Items listed in a dataset
--- Begin ---

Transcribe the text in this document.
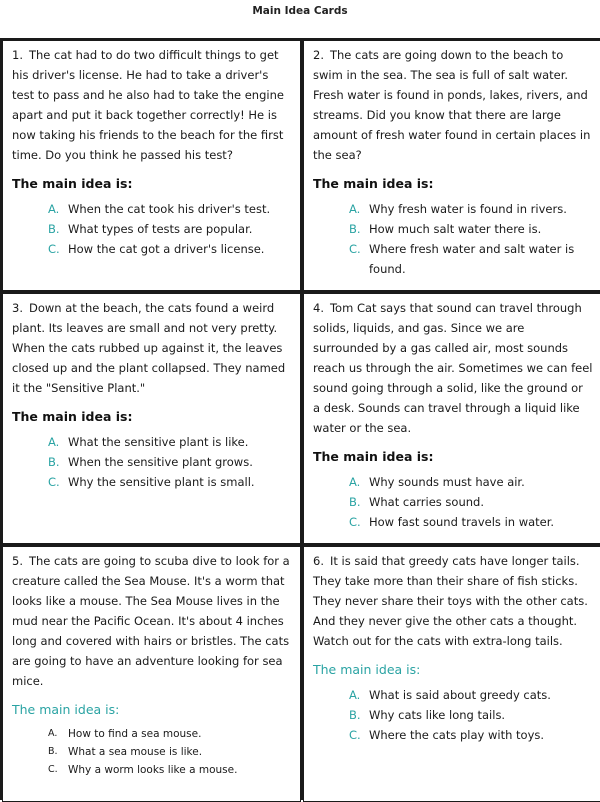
Main Idea Cards

1. The cat had to do two difficult things to get his driver's license. He had to take a driver's test to pass and he also had to take the engine apart and put it back together correctly! He is now taking his friends to the beach for the first time. Do you think he passed his test?

The main idea is:
A. When the cat took his driver's test.
B. What types of tests are popular.
C. How the cat got a driver's license.

2. The cats are going down to the beach to swim in the sea. The sea is full of salt water. Fresh water is found in ponds, lakes, rivers, and streams. Did you know that there are large amount of fresh water found in certain places in the sea?

The main idea is:
A. Why fresh water is found in rivers.
B. How much salt water there is.
C. Where fresh water and salt water is found.

3. Down at the beach, the cats found a weird plant. Its leaves are small and not very pretty. When the cats rubbed up against it, the leaves closed up and the plant collapsed. They named it the "Sensitive Plant."

The main idea is:
A. What the sensitive plant is like.
B. When the sensitive plant grows.
C. Why the sensitive plant is small.

4. Tom Cat says that sound can travel through solids, liquids, and gas. Since we are surrounded by a gas called air, most sounds reach us through the air. Sometimes we can feel sound going through a solid, like the ground or a desk. Sounds can travel through a liquid like water or the sea.

The main idea is:
A. Why sounds must have air.
B. What carries sound.
C. How fast sound travels in water.

5. The cats are going to scuba dive to look for a creature called the Sea Mouse. It's a worm that looks like a mouse. The Sea Mouse lives in the mud near the Pacific Ocean. It's about 4 inches long and covered with hairs or bristles. The cats are going to have an adventure looking for sea mice.

The main idea is:
A.	How to find a sea mouse.
B. What a sea mouse is like.
C. Why a worm looks like a mouse.

6. It is said that greedy cats have longer tails. They take more than their share of fish sticks. They never share their toys with the other cats. And they never give the other cats a thought. Watch out for the cats with extra-long tails.

The main idea is:
A. What is said about greedy cats.
B. Why cats like long tails.
C. Where the cats play with toys.
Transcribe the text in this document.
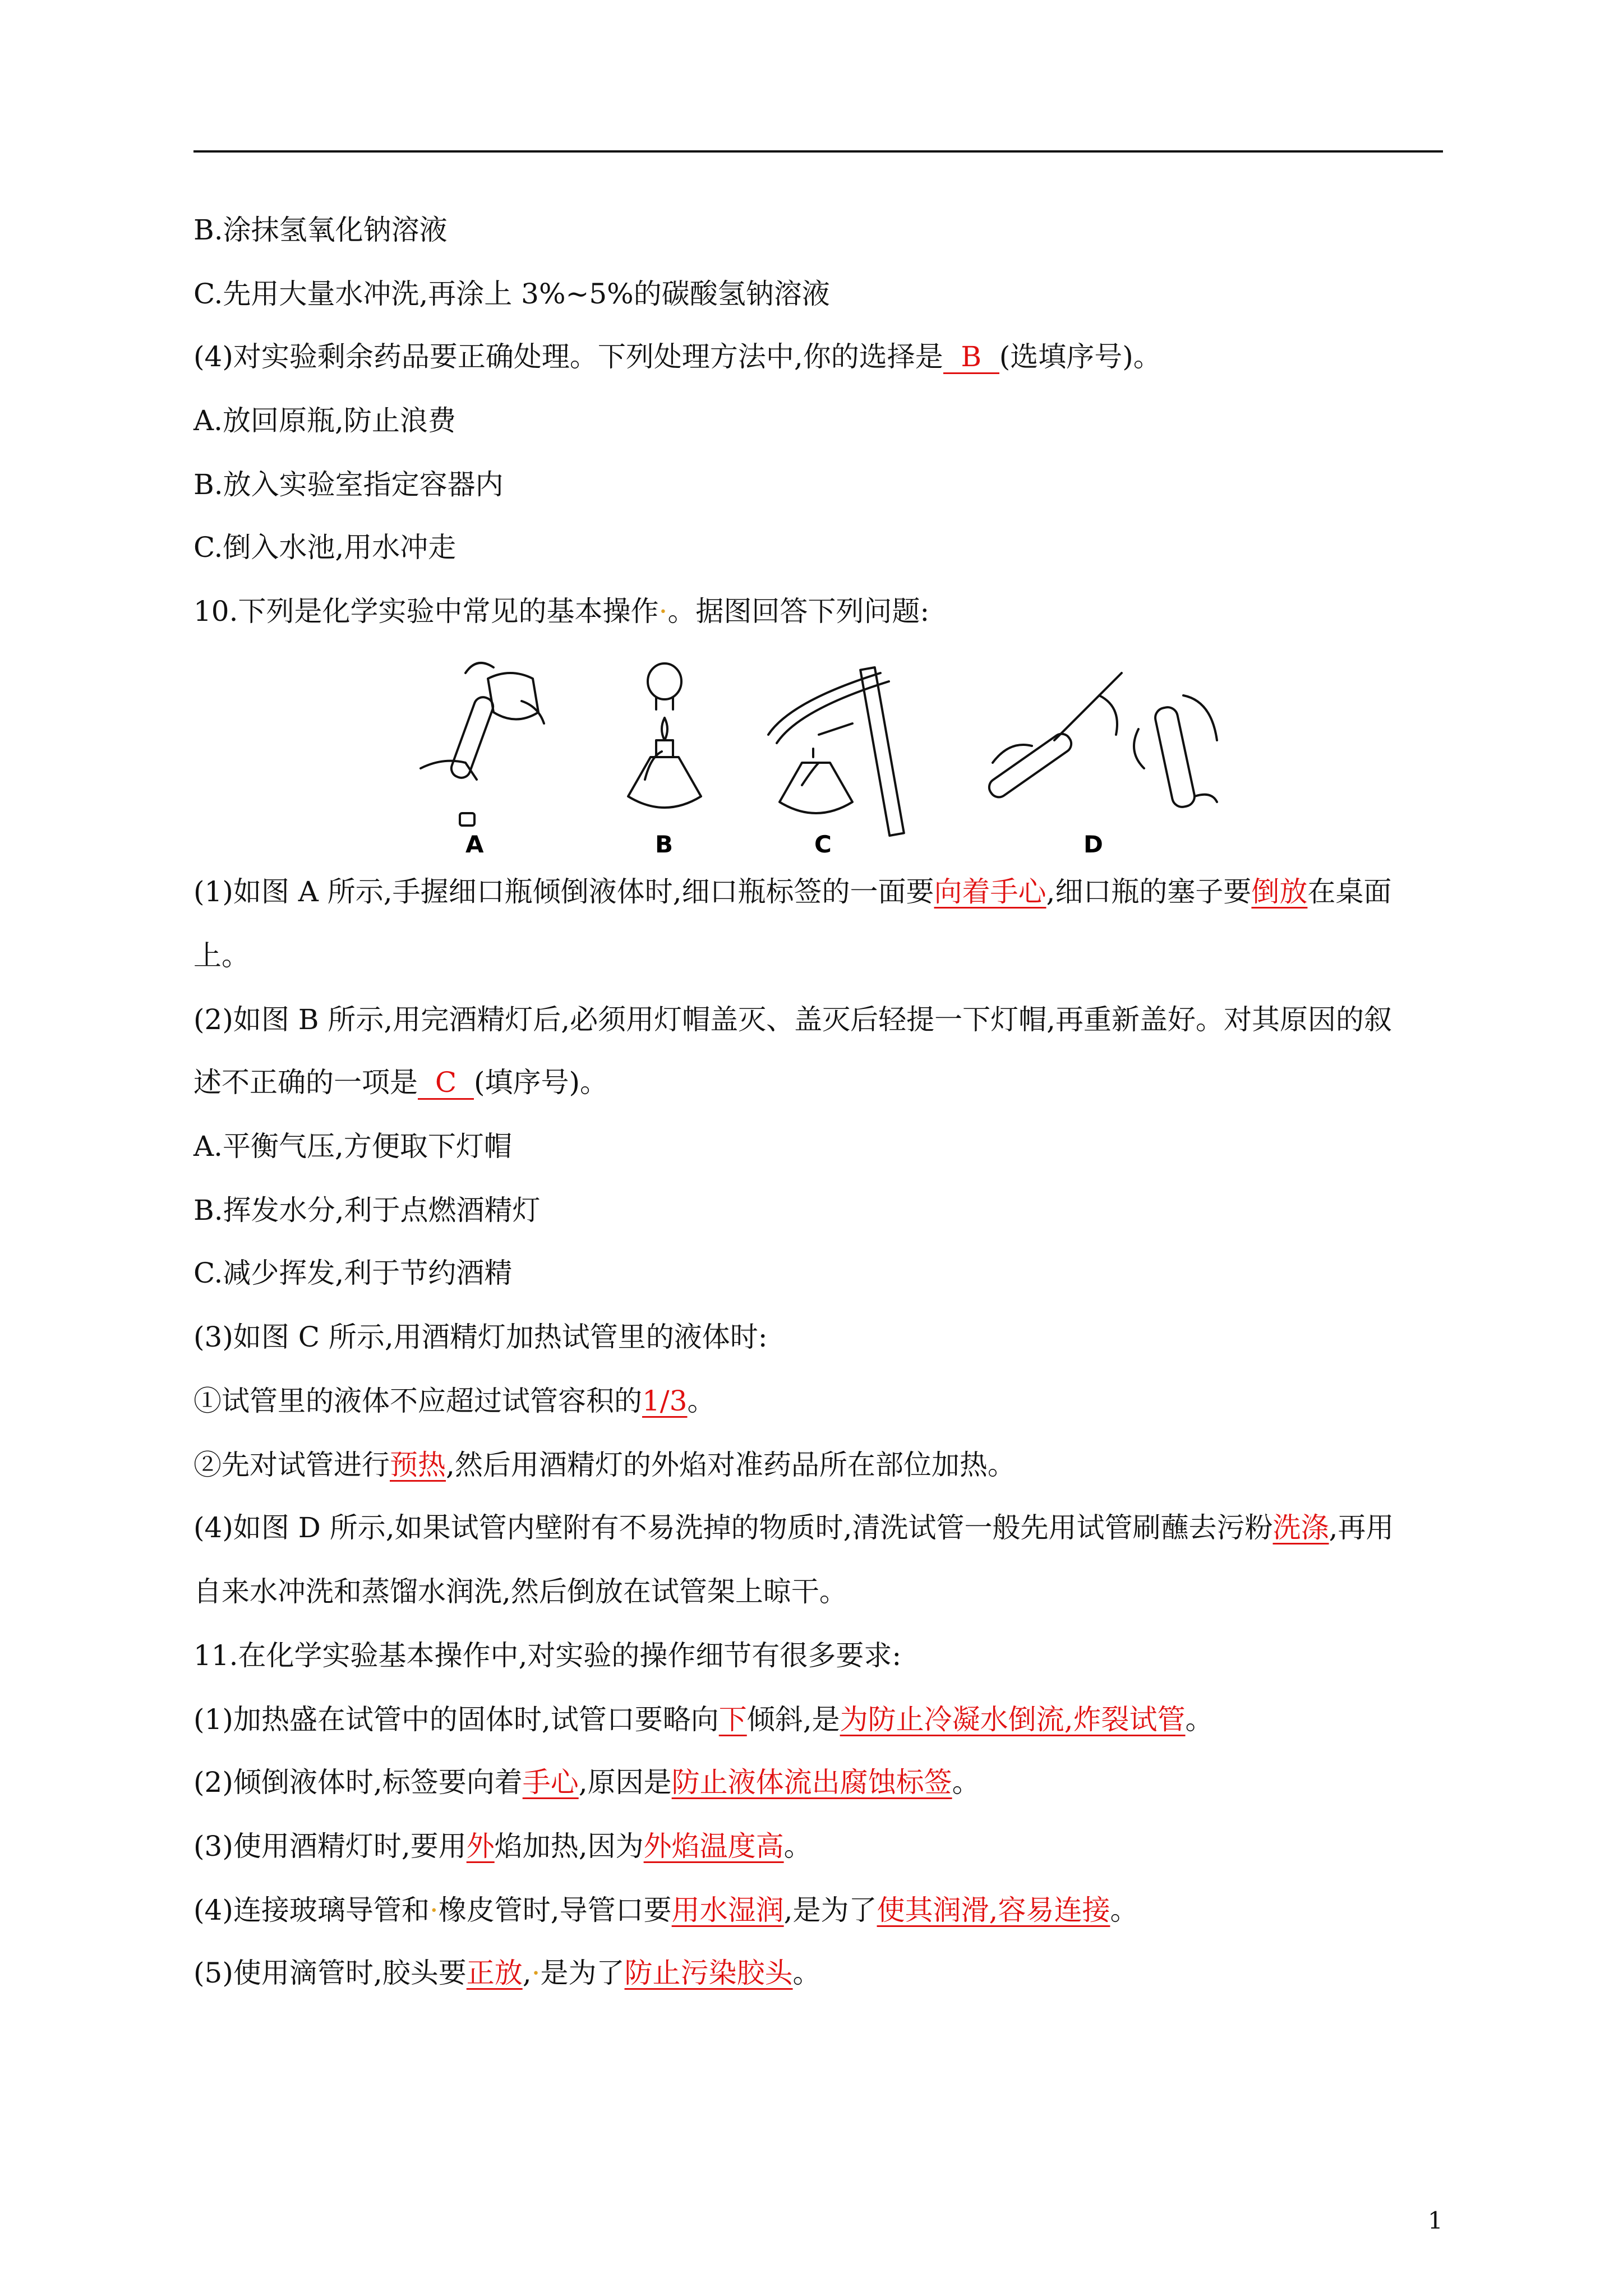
B.涂抹氢氧化钠溶液
C.先用大量水冲洗,再涂上 3%~5%的碳酸氢钠溶液
(4)对实验剩余药品要正确处理。下列处理方法中,你的选择是 B (选填序号)。
A.放回原瓶,防止浪费
B.放入实验室指定容器内
C.倒入水池,用水冲走
10.下列是化学实验中常见的基本操作·。据图回答下列问题:
A	B	C	D
(1)如图 A 所示,手握细口瓶倾倒液体时,细口瓶标签的一面要向着手心,细口瓶的塞子要倒放在桌面
上。
(2)如图 B 所示,用完酒精灯后,必须用灯帽盖灭、盖灭后轻提一下灯帽,再重新盖好。对其原因的叙
述不正确的一项是 C (填序号)。
A.平衡气压,方便取下灯帽
B.挥发水分,利于点燃酒精灯
C.减少挥发,利于节约酒精
(3)如图 C 所示,用酒精灯加热试管里的液体时:
①试管里的液体不应超过试管容积的1/3。
②先对试管进行预热,然后用酒精灯的外焰对准药品所在部位加热。
(4)如图 D 所示,如果试管内壁附有不易洗掉的物质时,清洗试管一般先用试管刷蘸去污粉洗涤,再用
自来水冲洗和蒸馏水润洗,然后倒放在试管架上晾干。
11.在化学实验基本操作中,对实验的操作细节有很多要求:
(1)加热盛在试管中的固体时,试管口要略向下倾斜,是为防止冷凝水倒流,炸裂试管。
(2)倾倒液体时,标签要向着手心,原因是防止液体流出腐蚀标签。
(3)使用酒精灯时,要用外焰加热,因为外焰温度高。
(4)连接玻璃导管和·橡皮管时,导管口要用水湿润,是为了使其润滑,容易连接。
(5)使用滴管时,胶头要正放,·是为了防止污染胶头。
1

--- End ---

## SET PROBLEM
From the listing, copy every line where the string "What" appears.

## SOLUTION BELOW
B. What types of tests are popular.
A. What the sensitive plant is like.
B. What carries sound.
B. What a sea mouse is like.
A. What is said about greedy cats.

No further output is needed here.